**WHAT IS REQUIRED:** Using the records below, locate all lines containing "name" and return them.

**SOURCE MATERIAL:**
-- START --

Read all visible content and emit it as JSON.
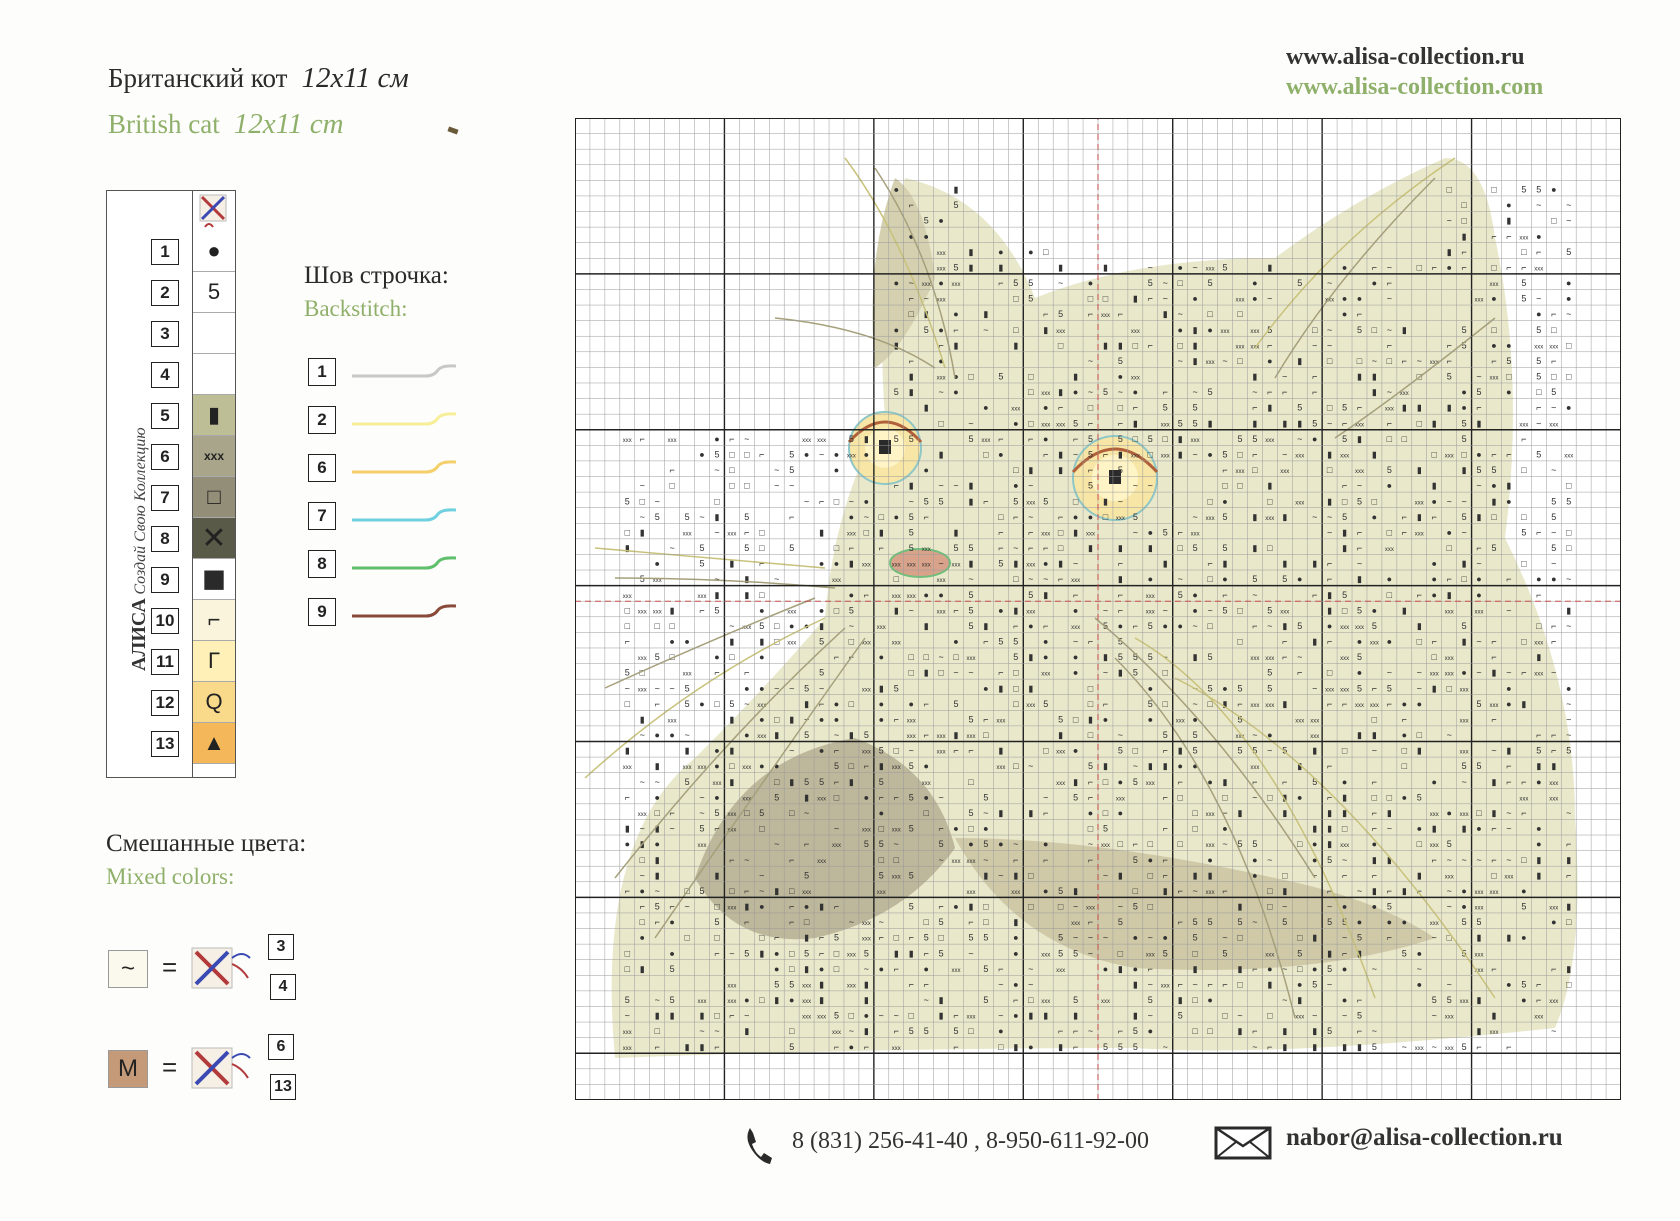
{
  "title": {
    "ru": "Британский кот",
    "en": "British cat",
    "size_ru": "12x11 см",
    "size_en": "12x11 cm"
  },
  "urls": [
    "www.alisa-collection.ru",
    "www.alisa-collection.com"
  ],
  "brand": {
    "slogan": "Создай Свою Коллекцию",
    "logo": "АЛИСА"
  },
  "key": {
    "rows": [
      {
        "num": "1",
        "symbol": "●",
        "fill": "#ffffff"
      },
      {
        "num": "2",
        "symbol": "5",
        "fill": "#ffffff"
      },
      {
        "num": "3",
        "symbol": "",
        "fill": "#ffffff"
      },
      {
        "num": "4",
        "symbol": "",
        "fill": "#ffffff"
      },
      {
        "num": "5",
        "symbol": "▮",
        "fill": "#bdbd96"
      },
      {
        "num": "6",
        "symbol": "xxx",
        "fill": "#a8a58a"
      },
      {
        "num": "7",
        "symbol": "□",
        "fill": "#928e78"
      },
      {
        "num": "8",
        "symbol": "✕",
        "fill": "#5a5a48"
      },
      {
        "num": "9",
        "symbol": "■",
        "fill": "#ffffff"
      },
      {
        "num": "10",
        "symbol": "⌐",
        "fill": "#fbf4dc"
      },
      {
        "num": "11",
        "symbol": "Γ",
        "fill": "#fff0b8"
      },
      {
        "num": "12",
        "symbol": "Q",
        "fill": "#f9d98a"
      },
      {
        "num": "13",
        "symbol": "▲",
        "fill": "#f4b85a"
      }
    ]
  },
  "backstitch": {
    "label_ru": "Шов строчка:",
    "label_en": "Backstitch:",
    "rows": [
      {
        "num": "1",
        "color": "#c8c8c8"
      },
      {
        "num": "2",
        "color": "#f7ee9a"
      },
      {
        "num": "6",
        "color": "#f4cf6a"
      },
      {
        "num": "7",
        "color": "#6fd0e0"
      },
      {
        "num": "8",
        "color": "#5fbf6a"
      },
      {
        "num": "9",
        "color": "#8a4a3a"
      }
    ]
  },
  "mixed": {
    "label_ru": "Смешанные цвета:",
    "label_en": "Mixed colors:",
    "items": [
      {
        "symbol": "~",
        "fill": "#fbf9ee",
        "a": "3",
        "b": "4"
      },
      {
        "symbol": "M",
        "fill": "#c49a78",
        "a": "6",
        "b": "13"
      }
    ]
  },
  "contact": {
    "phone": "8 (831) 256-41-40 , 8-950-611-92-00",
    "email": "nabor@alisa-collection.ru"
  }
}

-- END --
-- START --

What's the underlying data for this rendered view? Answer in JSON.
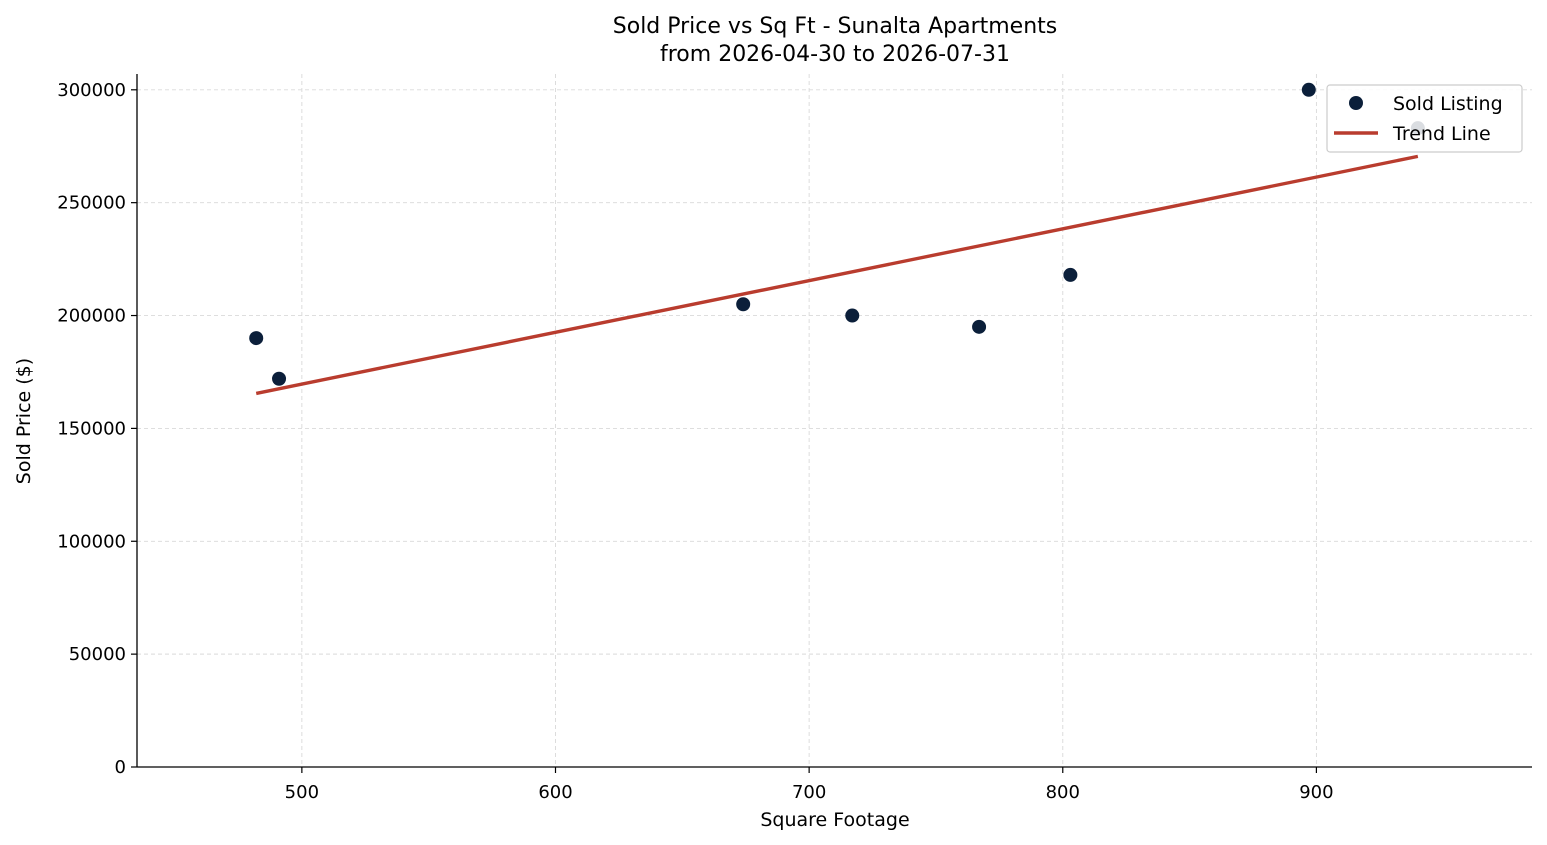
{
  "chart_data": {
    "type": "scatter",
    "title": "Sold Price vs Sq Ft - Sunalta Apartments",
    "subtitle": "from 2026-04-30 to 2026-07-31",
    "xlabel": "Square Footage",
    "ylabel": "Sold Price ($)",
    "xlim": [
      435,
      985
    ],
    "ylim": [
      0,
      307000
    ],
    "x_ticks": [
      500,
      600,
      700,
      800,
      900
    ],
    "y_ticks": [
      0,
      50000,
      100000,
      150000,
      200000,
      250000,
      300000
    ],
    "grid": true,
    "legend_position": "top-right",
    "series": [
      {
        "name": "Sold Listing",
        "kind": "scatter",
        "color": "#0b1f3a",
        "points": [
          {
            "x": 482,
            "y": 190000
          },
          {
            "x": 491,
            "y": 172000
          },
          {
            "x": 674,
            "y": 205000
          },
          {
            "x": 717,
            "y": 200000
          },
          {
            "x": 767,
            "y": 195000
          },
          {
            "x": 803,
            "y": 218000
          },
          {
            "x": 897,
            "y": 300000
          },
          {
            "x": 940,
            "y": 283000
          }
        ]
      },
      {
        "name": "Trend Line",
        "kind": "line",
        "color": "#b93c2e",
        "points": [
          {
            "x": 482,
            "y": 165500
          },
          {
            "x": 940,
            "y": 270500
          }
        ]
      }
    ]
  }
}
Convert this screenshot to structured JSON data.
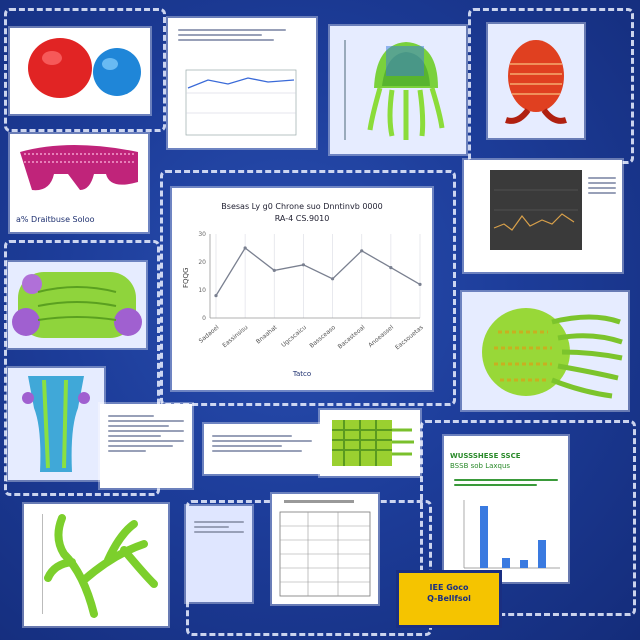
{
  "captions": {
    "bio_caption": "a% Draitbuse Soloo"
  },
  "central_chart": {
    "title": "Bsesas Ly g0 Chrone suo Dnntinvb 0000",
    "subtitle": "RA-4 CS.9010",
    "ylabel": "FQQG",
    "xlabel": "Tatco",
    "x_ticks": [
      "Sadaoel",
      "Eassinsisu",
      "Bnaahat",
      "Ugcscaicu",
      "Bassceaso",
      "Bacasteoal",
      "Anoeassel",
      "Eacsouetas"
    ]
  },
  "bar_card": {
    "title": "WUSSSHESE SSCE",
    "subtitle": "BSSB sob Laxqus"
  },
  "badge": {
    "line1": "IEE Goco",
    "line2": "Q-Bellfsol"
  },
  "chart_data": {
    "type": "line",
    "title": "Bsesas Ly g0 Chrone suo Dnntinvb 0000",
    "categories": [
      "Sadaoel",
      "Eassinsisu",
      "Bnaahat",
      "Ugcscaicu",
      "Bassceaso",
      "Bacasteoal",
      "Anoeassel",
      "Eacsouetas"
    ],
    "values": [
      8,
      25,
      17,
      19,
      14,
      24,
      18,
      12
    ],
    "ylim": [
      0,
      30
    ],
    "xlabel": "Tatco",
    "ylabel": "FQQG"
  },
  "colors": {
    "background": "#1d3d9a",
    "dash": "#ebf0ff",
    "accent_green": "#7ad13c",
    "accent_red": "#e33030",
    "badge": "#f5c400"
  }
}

-- END --
-- START --

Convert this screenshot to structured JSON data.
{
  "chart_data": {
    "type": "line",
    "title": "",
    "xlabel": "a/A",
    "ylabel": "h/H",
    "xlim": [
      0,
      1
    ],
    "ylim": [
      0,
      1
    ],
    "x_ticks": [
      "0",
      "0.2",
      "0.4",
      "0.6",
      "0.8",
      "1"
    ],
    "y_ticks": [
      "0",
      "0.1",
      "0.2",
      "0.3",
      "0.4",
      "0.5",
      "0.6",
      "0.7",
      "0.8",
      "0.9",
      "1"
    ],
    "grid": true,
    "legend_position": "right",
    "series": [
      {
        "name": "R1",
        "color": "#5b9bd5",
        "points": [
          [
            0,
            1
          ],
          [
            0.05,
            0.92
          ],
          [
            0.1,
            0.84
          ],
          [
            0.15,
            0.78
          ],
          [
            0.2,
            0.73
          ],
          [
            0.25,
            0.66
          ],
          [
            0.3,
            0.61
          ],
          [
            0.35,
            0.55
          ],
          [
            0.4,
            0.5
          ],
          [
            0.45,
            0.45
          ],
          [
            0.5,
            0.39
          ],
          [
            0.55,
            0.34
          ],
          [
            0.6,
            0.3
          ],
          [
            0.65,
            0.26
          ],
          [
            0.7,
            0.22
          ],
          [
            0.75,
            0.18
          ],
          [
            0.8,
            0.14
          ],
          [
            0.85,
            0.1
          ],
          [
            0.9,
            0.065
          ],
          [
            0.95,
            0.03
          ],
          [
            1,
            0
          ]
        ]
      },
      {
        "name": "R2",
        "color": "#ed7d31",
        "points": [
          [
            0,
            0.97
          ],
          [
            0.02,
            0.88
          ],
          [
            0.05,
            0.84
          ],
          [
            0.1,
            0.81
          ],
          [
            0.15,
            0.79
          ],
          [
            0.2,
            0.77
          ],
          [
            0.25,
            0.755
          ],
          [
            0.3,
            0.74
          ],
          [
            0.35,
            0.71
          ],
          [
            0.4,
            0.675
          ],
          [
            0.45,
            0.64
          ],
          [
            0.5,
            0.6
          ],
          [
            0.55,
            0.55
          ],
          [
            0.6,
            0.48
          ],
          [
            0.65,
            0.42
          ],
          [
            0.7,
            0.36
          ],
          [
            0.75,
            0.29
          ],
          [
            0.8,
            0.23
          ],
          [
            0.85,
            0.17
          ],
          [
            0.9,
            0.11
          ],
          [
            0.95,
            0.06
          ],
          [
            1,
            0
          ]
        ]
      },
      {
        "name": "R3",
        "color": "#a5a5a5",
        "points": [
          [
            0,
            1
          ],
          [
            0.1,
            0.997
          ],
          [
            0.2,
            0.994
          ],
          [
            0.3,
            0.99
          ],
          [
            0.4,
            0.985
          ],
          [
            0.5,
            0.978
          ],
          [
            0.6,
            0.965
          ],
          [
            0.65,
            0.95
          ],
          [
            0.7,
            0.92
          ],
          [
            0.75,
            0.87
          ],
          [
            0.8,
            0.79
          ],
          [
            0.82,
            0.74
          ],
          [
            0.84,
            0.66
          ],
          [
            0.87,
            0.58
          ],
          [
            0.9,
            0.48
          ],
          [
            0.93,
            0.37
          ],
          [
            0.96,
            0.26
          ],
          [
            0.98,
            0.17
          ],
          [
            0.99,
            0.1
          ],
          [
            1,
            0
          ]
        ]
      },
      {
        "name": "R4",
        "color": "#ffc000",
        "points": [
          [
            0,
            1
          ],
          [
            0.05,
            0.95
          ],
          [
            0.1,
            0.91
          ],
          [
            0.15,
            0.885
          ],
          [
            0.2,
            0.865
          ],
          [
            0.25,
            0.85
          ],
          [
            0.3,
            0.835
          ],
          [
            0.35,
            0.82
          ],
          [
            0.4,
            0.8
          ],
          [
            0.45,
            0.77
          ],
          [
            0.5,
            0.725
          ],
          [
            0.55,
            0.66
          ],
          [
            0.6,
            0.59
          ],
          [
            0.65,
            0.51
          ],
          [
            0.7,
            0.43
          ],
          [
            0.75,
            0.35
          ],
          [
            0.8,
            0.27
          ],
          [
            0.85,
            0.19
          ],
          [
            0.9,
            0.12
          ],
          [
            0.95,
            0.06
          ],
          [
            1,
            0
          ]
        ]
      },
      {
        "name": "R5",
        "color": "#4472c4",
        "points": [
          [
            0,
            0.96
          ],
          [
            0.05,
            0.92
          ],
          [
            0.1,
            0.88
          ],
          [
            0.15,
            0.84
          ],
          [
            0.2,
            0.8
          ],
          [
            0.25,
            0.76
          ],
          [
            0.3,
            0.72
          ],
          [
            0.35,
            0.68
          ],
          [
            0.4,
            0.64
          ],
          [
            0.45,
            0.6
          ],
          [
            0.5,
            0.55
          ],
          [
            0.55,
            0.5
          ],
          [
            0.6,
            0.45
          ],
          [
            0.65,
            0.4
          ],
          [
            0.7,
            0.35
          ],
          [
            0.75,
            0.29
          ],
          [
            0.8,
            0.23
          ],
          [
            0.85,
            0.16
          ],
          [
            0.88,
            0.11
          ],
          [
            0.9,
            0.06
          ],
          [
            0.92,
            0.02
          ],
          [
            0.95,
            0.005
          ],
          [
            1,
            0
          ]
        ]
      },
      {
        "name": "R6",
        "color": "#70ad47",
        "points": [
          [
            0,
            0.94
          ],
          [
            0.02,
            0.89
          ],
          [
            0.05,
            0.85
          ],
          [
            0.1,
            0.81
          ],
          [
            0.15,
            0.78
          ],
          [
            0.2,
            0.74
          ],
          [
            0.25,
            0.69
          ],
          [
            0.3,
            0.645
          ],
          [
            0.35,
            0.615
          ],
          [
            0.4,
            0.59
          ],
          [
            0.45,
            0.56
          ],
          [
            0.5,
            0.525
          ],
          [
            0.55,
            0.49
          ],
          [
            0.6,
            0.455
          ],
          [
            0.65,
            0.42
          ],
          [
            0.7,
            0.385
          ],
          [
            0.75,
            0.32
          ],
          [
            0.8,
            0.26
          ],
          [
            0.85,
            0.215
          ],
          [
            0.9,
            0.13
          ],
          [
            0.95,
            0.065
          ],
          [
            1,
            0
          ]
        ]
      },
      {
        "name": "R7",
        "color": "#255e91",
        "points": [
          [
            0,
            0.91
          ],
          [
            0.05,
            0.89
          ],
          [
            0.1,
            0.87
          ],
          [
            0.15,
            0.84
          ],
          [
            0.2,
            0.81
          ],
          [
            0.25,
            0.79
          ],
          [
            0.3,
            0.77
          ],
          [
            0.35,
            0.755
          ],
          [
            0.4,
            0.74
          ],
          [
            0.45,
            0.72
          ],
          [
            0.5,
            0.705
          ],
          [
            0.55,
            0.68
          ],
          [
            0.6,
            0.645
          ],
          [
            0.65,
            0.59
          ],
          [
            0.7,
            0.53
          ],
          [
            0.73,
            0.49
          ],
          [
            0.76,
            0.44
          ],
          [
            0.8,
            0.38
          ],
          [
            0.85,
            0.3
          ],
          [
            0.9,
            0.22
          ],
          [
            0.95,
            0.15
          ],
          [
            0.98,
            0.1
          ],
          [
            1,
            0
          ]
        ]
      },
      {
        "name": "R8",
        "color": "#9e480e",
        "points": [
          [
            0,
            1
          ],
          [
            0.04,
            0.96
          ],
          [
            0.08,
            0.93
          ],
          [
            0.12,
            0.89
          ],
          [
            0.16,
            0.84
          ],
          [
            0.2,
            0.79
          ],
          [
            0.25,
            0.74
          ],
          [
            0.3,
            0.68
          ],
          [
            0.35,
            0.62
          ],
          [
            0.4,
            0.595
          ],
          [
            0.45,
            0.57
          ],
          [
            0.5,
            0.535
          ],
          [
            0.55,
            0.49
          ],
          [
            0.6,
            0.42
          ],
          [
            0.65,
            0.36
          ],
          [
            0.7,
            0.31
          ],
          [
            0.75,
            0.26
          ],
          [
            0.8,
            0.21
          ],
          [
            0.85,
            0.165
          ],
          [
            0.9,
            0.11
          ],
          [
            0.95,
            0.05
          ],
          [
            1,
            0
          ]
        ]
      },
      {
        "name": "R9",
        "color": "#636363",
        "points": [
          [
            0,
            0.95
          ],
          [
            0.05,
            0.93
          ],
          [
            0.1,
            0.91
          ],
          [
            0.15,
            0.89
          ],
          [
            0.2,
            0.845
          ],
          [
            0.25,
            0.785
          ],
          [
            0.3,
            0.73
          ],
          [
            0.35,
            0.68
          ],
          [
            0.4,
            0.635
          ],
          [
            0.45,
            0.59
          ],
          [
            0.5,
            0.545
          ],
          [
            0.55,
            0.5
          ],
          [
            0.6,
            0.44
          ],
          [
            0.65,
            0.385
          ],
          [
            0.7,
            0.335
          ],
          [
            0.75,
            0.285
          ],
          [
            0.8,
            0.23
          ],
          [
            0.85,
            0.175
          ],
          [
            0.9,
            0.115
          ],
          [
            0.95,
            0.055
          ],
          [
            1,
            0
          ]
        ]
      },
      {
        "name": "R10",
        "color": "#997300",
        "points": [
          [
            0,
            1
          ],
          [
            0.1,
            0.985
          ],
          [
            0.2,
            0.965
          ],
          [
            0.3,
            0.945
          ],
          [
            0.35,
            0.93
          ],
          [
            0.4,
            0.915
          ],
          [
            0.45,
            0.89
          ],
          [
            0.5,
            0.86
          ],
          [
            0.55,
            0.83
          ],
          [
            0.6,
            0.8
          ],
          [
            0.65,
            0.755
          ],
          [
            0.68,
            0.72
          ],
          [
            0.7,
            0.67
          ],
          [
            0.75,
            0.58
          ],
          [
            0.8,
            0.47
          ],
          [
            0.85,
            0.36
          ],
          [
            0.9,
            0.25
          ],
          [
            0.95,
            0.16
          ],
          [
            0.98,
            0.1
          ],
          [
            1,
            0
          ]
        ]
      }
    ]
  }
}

-- END --

**WORKED SOLUTION:**
        "name": "Sold Listing",
        "name": "Trend Line",
        "name": "R1",
        "name": "R2",
        "name": "R3",
        "name": "R4",
        "name": "R5",
        "name": "R6",
        "name": "R7",
        "name": "R8",
        "name": "R9",
        "name": "R10",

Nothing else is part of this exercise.